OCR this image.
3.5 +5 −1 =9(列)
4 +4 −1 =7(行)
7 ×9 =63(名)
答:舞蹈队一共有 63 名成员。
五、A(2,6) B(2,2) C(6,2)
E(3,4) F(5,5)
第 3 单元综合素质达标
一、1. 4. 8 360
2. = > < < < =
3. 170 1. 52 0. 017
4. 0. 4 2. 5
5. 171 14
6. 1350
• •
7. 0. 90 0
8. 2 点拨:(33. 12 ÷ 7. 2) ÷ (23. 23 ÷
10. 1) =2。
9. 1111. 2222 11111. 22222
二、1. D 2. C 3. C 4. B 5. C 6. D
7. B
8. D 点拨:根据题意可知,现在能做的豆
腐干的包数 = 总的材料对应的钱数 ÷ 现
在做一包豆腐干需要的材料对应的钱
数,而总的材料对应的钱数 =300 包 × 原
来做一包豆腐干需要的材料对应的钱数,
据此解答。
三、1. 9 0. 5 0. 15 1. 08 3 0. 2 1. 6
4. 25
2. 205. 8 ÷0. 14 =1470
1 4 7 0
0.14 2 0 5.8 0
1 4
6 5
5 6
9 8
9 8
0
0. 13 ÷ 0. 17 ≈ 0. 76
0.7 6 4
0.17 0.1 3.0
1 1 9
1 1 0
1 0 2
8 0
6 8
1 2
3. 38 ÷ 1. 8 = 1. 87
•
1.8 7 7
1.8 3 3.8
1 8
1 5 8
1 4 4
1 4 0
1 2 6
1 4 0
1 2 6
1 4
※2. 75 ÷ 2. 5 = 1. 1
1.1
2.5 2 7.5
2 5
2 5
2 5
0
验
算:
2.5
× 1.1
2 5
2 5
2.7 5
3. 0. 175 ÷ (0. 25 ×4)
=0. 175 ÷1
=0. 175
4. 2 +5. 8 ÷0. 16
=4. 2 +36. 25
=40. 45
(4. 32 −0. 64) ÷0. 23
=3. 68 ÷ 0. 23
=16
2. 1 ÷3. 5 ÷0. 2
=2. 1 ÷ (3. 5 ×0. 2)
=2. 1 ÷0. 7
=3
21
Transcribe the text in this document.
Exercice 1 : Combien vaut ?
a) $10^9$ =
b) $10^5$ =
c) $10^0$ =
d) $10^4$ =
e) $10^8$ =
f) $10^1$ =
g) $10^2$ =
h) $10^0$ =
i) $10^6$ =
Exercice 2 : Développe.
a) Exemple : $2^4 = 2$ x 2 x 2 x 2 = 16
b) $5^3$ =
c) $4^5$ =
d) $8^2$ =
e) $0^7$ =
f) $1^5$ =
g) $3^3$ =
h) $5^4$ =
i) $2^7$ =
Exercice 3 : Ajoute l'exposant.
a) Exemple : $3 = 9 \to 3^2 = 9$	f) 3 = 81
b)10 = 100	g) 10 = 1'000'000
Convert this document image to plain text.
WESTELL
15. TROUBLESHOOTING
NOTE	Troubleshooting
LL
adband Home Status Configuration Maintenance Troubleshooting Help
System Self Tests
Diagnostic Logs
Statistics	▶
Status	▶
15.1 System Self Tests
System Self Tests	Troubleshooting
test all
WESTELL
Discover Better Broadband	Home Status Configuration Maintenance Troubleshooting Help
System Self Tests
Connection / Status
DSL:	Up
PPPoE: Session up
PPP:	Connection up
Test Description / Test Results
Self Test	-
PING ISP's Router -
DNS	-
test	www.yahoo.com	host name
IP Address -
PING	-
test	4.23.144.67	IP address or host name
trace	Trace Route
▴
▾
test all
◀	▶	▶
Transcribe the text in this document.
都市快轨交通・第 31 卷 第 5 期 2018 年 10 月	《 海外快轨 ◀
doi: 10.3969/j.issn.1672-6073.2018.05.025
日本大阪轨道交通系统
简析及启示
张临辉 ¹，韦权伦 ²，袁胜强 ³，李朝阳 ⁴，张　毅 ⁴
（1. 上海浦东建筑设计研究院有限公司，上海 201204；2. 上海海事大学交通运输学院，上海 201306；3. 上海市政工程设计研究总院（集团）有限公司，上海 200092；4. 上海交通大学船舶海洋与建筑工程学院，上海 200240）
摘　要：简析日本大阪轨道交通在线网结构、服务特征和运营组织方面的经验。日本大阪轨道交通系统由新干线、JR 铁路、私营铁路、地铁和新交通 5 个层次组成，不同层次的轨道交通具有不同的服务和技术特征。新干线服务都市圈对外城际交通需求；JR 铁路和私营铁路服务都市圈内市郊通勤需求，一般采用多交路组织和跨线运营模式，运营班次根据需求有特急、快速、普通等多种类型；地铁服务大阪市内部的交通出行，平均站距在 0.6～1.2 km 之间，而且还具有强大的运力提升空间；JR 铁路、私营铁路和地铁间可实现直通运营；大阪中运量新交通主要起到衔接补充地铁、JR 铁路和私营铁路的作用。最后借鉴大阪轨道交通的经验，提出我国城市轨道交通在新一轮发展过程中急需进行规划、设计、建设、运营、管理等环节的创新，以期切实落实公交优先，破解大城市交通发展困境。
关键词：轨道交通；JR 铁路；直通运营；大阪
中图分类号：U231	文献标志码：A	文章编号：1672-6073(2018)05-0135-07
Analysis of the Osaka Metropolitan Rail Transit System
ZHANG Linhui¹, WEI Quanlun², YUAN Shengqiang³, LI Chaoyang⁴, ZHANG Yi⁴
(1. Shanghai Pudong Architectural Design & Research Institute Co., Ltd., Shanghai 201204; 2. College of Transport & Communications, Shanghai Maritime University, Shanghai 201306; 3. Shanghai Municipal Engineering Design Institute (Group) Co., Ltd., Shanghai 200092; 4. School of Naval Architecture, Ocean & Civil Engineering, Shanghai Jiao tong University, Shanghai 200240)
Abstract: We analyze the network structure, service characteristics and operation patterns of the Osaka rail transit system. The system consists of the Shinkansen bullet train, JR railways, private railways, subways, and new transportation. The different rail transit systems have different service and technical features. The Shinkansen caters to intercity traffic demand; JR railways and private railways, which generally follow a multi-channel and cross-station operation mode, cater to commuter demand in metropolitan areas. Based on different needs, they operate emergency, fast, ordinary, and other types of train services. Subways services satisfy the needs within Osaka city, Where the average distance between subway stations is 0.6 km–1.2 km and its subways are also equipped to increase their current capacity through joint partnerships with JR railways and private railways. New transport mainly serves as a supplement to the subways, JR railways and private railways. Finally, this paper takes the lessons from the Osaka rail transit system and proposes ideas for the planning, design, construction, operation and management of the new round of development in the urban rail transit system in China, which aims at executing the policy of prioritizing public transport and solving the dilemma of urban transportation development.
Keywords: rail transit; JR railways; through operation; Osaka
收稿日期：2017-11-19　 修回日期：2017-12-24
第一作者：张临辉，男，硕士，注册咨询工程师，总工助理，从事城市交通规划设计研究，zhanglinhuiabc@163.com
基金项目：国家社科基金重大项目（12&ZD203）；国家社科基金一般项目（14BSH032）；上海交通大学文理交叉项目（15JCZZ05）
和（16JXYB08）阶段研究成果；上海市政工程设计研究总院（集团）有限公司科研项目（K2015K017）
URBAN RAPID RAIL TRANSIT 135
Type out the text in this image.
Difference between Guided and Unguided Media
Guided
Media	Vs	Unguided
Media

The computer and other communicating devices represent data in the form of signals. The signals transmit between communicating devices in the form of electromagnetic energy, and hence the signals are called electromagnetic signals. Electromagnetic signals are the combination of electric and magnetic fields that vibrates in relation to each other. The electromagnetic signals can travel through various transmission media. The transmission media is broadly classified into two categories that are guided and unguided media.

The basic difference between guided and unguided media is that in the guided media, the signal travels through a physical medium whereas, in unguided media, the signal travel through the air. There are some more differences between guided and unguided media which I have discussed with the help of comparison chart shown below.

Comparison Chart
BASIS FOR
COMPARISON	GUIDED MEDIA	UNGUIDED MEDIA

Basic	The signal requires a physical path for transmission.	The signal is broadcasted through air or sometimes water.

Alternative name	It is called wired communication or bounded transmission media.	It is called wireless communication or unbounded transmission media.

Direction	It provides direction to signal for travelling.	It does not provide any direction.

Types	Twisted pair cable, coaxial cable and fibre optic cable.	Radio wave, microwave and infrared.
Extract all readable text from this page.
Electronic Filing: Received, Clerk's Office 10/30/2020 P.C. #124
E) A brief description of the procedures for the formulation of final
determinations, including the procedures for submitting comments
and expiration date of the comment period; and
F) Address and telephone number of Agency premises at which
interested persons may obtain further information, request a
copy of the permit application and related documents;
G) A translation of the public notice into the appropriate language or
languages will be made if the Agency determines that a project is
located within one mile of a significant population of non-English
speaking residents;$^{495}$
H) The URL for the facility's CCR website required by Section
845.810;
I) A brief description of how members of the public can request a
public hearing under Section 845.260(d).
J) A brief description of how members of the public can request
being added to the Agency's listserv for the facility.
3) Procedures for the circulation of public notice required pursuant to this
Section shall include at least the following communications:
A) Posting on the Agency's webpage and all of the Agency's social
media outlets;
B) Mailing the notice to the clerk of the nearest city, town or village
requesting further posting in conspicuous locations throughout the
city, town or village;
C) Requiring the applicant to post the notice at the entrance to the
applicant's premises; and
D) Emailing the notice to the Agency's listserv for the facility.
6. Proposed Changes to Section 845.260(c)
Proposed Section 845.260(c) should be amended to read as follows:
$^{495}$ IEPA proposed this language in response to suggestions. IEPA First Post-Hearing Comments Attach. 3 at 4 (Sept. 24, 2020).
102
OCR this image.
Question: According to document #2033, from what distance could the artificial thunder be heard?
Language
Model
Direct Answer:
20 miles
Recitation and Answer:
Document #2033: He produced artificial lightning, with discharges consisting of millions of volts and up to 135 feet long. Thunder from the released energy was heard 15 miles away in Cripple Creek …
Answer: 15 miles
* * * * *
● SHORT TASK
Return only the number of lines in the preceding records that contain the string "railways".

● TASK RESULT
2